> Exercise: Collect every line in the records below that contains the word "Вълнев".
**** Data for the task ****
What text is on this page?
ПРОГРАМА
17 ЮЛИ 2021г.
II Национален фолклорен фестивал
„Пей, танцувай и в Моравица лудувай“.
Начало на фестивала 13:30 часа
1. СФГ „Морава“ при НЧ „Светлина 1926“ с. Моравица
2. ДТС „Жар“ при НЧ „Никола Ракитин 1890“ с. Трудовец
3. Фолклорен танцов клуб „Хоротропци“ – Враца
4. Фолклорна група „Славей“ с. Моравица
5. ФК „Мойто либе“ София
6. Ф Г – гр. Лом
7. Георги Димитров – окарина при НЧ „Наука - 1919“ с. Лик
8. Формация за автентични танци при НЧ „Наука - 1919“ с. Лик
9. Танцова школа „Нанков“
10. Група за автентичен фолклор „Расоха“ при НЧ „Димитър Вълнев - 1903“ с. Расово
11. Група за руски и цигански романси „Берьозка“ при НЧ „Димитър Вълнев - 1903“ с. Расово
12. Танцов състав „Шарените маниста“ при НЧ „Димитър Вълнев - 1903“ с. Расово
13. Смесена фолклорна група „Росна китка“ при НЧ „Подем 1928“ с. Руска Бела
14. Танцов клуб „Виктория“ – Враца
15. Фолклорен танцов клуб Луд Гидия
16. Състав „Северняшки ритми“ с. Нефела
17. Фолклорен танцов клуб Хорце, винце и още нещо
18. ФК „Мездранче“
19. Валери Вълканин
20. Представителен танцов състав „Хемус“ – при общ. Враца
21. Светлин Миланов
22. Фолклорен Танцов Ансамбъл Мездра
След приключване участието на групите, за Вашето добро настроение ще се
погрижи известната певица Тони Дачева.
****
> Exercise result:
10. Група за автентичен фолклор „Расоха“ при НЧ „Димитър Вълнев - 1903“ с. Расово
11. Група за руски и цигански романси „Берьозка“ при НЧ „Димитър Вълнев - 1903“ с. Расово
12. Танцов състав „Шарените маниста“ при НЧ „Димитър Вълнев - 1903“ с. Расово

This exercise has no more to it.